● **Supplied records**
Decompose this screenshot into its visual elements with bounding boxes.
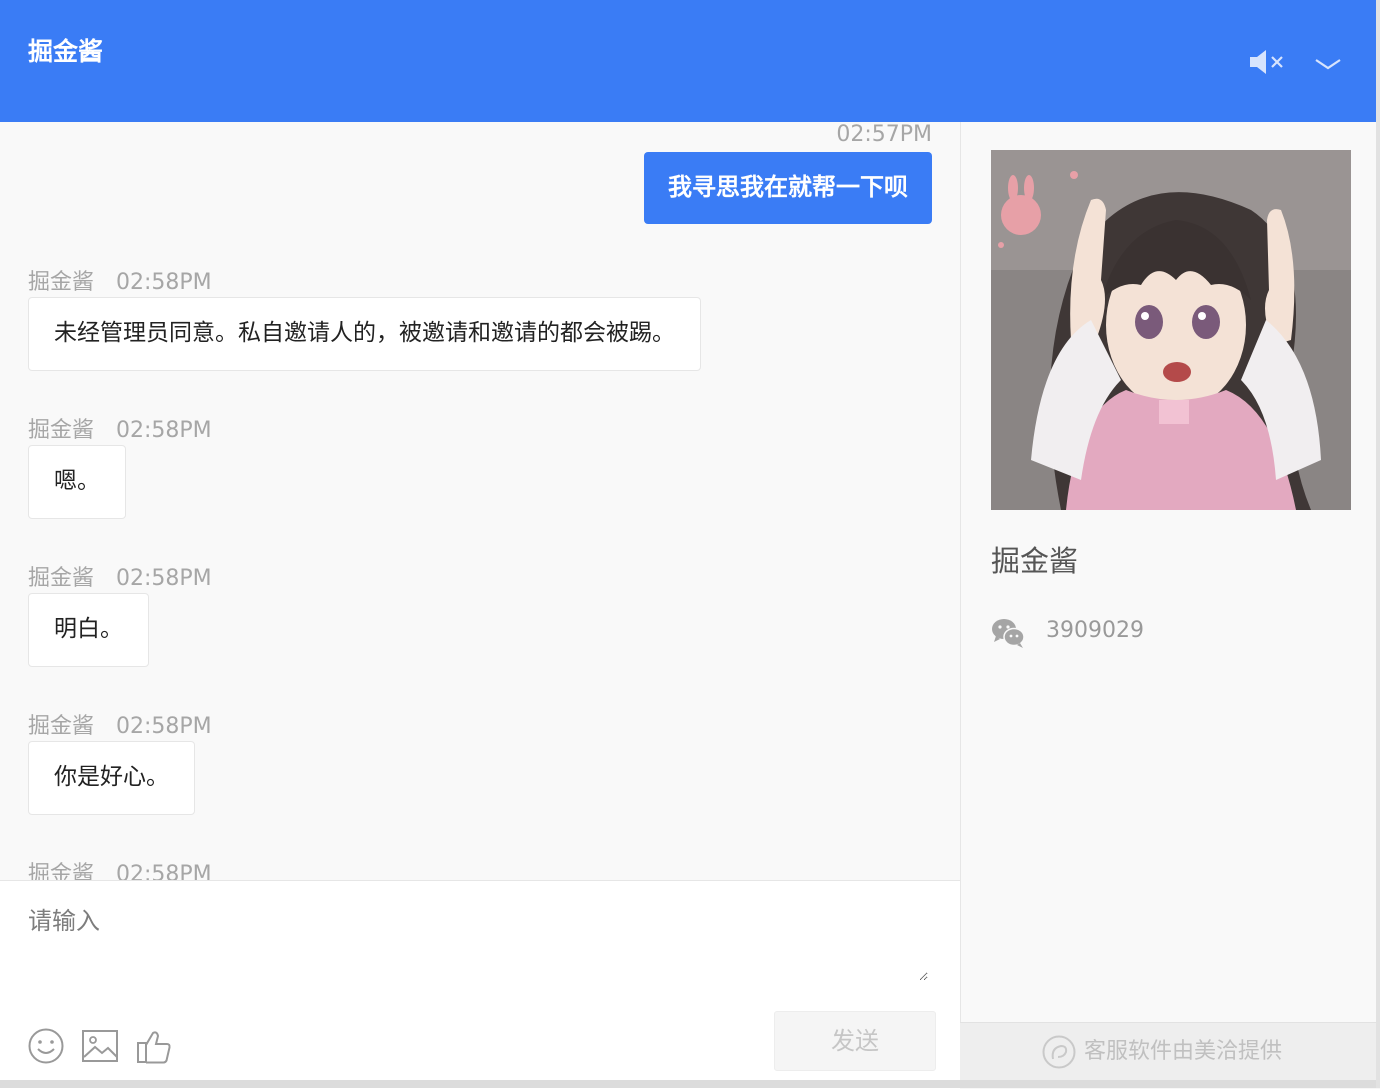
avatar: [991, 150, 1351, 510]
emoji-icon[interactable]: [27, 1027, 65, 1065]
message-list[interactable]: 02:57PM 我寻思我在就帮一下呗 掘金酱 02:58PM 未经管理员同意。私自…: [0, 122, 960, 880]
message-timestamp: 02:57PM: [836, 122, 932, 147]
chat-header: 掘金酱: [0, 0, 1376, 122]
wechat-id: 3909029: [1046, 618, 1144, 643]
message-timestamp: 02:58PM: [116, 862, 212, 880]
message-input[interactable]: [28, 901, 928, 981]
sender-name: 掘金酱: [28, 862, 95, 880]
sender-name: 掘金酱: [28, 418, 95, 443]
message-timestamp: 02:58PM: [116, 418, 212, 443]
agent-profile-panel: 掘金酱 3909029: [960, 122, 1377, 1022]
incoming-message-bubble: 嗯。: [28, 445, 126, 519]
message-meta: 掘金酱 02:58PM: [28, 264, 212, 296]
incoming-message-bubble: 明白。: [28, 593, 149, 667]
message-timestamp: 02:58PM: [116, 270, 212, 295]
speaker-muted-icon[interactable]: [1246, 46, 1286, 78]
message-meta: 掘金酱 02:58PM: [28, 560, 212, 592]
chevron-down-icon[interactable]: [1310, 48, 1346, 80]
incoming-message-bubble: 未经管理员同意。私自邀请人的，被邀请和邀请的都会被踢。: [28, 297, 701, 371]
sender-name: 掘金酱: [28, 714, 95, 739]
thumbs-up-icon[interactable]: [135, 1027, 173, 1065]
message-meta: 掘金酱 02:58PM: [28, 856, 212, 880]
header-title: 掘金酱: [28, 37, 104, 66]
agent-name: 掘金酱: [991, 544, 1079, 578]
message-meta: 掘金酱 02:58PM: [28, 708, 212, 740]
window-border: [1376, 0, 1380, 1088]
footer-text: 客服软件由美洽提供: [1084, 1039, 1283, 1064]
image-icon[interactable]: [81, 1027, 119, 1065]
powered-by-footer: 客服软件由美洽提供: [960, 1022, 1376, 1081]
send-button[interactable]: 发送: [774, 1011, 936, 1071]
wechat-icon: [991, 616, 1025, 650]
sender-name: 掘金酱: [28, 270, 95, 295]
message-timestamp: 02:58PM: [116, 566, 212, 591]
sender-name: 掘金酱: [28, 566, 95, 591]
outgoing-message-bubble: 我寻思我在就帮一下呗: [644, 152, 932, 224]
composer: 发送: [0, 880, 960, 1089]
message-timestamp: 02:58PM: [116, 714, 212, 739]
incoming-message-bubble: 你是好心。: [28, 741, 195, 815]
message-meta: 掘金酱 02:58PM: [28, 412, 212, 444]
window-border: [0, 1080, 1380, 1088]
meiqia-logo-icon: [1042, 1035, 1076, 1069]
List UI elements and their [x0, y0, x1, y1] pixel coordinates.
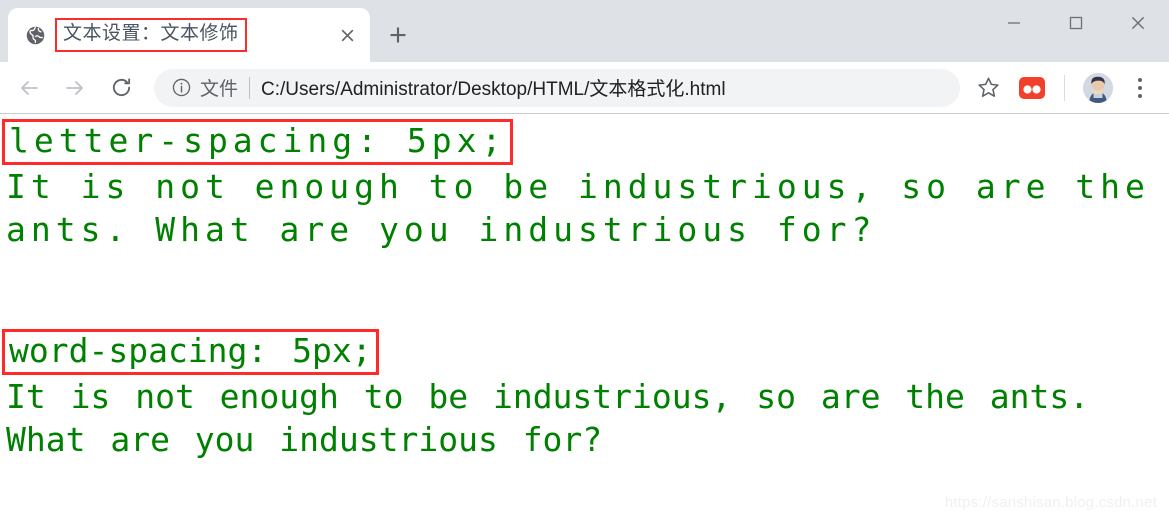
tab-strip: 文本设置：文本修饰: [0, 0, 1169, 62]
url-text[interactable]: C:/Users/Administrator/Desktop/HTML/文本格式…: [261, 74, 954, 101]
maximize-icon[interactable]: [1045, 0, 1107, 46]
minimize-icon[interactable]: [983, 0, 1045, 46]
tab-close-icon[interactable]: [330, 18, 364, 52]
letter-spacing-paragraph: It is not enough to be industrious, so a…: [6, 166, 1150, 249]
back-arrow-icon[interactable]: [8, 67, 50, 109]
extension-icon[interactable]: [1018, 74, 1046, 102]
three-dot-menu-icon[interactable]: [1123, 68, 1157, 108]
page-content: letter-spacing: 5px; It is not enough to…: [0, 114, 1169, 514]
browser-toolbar: 文件 C:/Users/Administrator/Desktop/HTML/文…: [0, 62, 1169, 114]
close-icon[interactable]: [1107, 0, 1169, 46]
toolbar-separator: [1064, 74, 1065, 101]
watermark: https://sanshisan.blog.csdn.net: [944, 494, 1157, 511]
menu-dot: [1138, 93, 1142, 98]
new-tab-button[interactable]: [376, 13, 420, 57]
omnibox-separator: [249, 76, 251, 99]
globe-icon: [24, 24, 46, 46]
browser-tab[interactable]: 文本设置：文本修饰: [8, 8, 370, 62]
avatar[interactable]: [1083, 72, 1113, 103]
word-spacing-section: word-spacing: 5px; It is not enough to b…: [2, 329, 1167, 461]
window-controls: [983, 0, 1169, 46]
letter-spacing-section: letter-spacing: 5px; It is not enough to…: [2, 119, 1167, 251]
letter-spacing-heading: letter-spacing: 5px;: [2, 119, 514, 165]
browser-window: 文本设置：文本修饰 文件 C:/Users/Administrator/Desk…: [0, 0, 1169, 514]
star-icon[interactable]: [968, 68, 1008, 108]
address-bar[interactable]: 文件 C:/Users/Administrator/Desktop/HTML/文…: [154, 68, 960, 107]
scheme-label: 文件: [200, 79, 239, 100]
info-circle-icon[interactable]: [168, 75, 194, 101]
word-spacing-paragraph: It is not enough to be industrious, so a…: [6, 376, 1090, 459]
menu-dot: [1138, 85, 1142, 90]
reload-icon[interactable]: [100, 67, 142, 109]
word-spacing-heading: word-spacing: 5px;: [2, 329, 379, 375]
forward-arrow-icon[interactable]: [54, 67, 96, 109]
tab-title: 文本设置：文本修饰: [55, 18, 247, 52]
tab-title-container: 文本设置：文本修饰: [55, 18, 330, 52]
menu-dot: [1138, 77, 1142, 82]
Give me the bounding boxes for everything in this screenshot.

● **Written request**
Please return every line of the records above verbatim, leaving out the pictures.

● **Response below**
Decompose this screenshot into its visual elements with bounding boxes.
avatar: [991, 150, 1351, 510]
emoji-icon[interactable]: [27, 1027, 65, 1065]
message-list[interactable]: 02:57PM 我寻思我在就帮一下呗 掘金酱 02:58PM 未经管理员同意。私自…: [0, 122, 960, 880]
message-timestamp: 02:57PM: [836, 122, 932, 147]
chat-header: 掘金酱: [0, 0, 1376, 122]
wechat-id: 3909029: [1046, 618, 1144, 643]
message-timestamp: 02:58PM: [116, 862, 212, 880]
message-input[interactable]: [28, 901, 928, 981]
sender-name: 掘金酱: [28, 862, 95, 880]
sender-name: 掘金酱: [28, 418, 95, 443]
message-timestamp: 02:58PM: [116, 418, 212, 443]
agent-profile-panel: 掘金酱 3909029: [960, 122, 1377, 1022]
incoming-message-bubble: 嗯。: [28, 445, 126, 519]
message-meta: 掘金酱 02:58PM: [28, 264, 212, 296]
incoming-message-bubble: 明白。: [28, 593, 149, 667]
message-timestamp: 02:58PM: [116, 270, 212, 295]
speaker-muted-icon[interactable]: [1246, 46, 1286, 78]
message-meta: 掘金酱 02:58PM: [28, 560, 212, 592]
chevron-down-icon[interactable]: [1310, 48, 1346, 80]
incoming-message-bubble: 未经管理员同意。私自邀请人的，被邀请和邀请的都会被踢。: [28, 297, 701, 371]
sender-name: 掘金酱: [28, 714, 95, 739]
thumbs-up-icon[interactable]: [135, 1027, 173, 1065]
message-meta: 掘金酱 02:58PM: [28, 856, 212, 880]
header-title: 掘金酱: [28, 37, 104, 66]
agent-name: 掘金酱: [991, 544, 1079, 578]
message-meta: 掘金酱 02:58PM: [28, 708, 212, 740]
window-border: [1376, 0, 1380, 1088]
footer-text: 客服软件由美洽提供: [1084, 1039, 1283, 1064]
image-icon[interactable]: [81, 1027, 119, 1065]
powered-by-footer: 客服软件由美洽提供: [960, 1022, 1376, 1081]
send-button[interactable]: 发送: [774, 1011, 936, 1071]
wechat-icon: [991, 616, 1025, 650]
sender-name: 掘金酱: [28, 270, 95, 295]
message-timestamp: 02:58PM: [116, 566, 212, 591]
sender-name: 掘金酱: [28, 566, 95, 591]
outgoing-message-bubble: 我寻思我在就帮一下呗: [644, 152, 932, 224]
composer: 发送: [0, 880, 960, 1089]
message-timestamp: 02:58PM: [116, 714, 212, 739]
incoming-message-bubble: 你是好心。: [28, 741, 195, 815]
message-meta: 掘金酱 02:58PM: [28, 412, 212, 444]
window-border: [0, 1080, 1380, 1088]
meiqia-logo-icon: [1042, 1035, 1076, 1069]
List UI elements and their [x0, y0, x1, y1] pixel coordinates.
tab-strip: 文本设置：文本修饰: [0, 0, 1169, 62]
url-text[interactable]: C:/Users/Administrator/Desktop/HTML/文本格式…: [261, 74, 954, 101]
maximize-icon[interactable]: [1045, 0, 1107, 46]
minimize-icon[interactable]: [983, 0, 1045, 46]
tab-close-icon[interactable]: [330, 18, 364, 52]
letter-spacing-paragraph: It is not enough to be industrious, so a…: [6, 166, 1150, 249]
back-arrow-icon[interactable]: [8, 67, 50, 109]
extension-icon[interactable]: [1018, 74, 1046, 102]
three-dot-menu-icon[interactable]: [1123, 68, 1157, 108]
page-content: letter-spacing: 5px; It is not enough to…: [0, 114, 1169, 514]
browser-toolbar: 文件 C:/Users/Administrator/Desktop/HTML/文…: [0, 62, 1169, 114]
close-icon[interactable]: [1107, 0, 1169, 46]
toolbar-separator: [1064, 74, 1065, 101]
watermark: https://sanshisan.blog.csdn.net: [944, 494, 1157, 511]
menu-dot: [1138, 93, 1142, 98]
new-tab-button[interactable]: [376, 13, 420, 57]
omnibox-separator: [249, 76, 251, 99]
globe-icon: [24, 24, 46, 46]
browser-tab[interactable]: 文本设置：文本修饰: [8, 8, 370, 62]
avatar[interactable]: [1083, 72, 1113, 103]
word-spacing-section: word-spacing: 5px; It is not enough to b…: [2, 329, 1167, 461]
window-controls: [983, 0, 1169, 46]
letter-spacing-section: letter-spacing: 5px; It is not enough to…: [2, 119, 1167, 251]
letter-spacing-heading: letter-spacing: 5px;: [2, 119, 514, 165]
browser-window: 文本设置：文本修饰 文件 C:/Users/Administrator/Desk…: [0, 0, 1169, 514]
star-icon[interactable]: [968, 68, 1008, 108]
address-bar[interactable]: 文件 C:/Users/Administrator/Desktop/HTML/文…: [154, 68, 960, 107]
scheme-label: 文件: [200, 79, 239, 100]
info-circle-icon[interactable]: [168, 75, 194, 101]
word-spacing-paragraph: It is not enough to be industrious, so a…: [6, 376, 1090, 459]
menu-dot: [1138, 85, 1142, 90]
reload-icon[interactable]: [100, 67, 142, 109]
word-spacing-heading: word-spacing: 5px;: [2, 329, 379, 375]
forward-arrow-icon[interactable]: [54, 67, 96, 109]
tab-title: 文本设置：文本修饰: [55, 18, 247, 52]
tab-title-container: 文本设置：文本修饰: [55, 18, 330, 52]
menu-dot: [1138, 77, 1142, 82]
Give me the bounding boxes for everything in this screenshot.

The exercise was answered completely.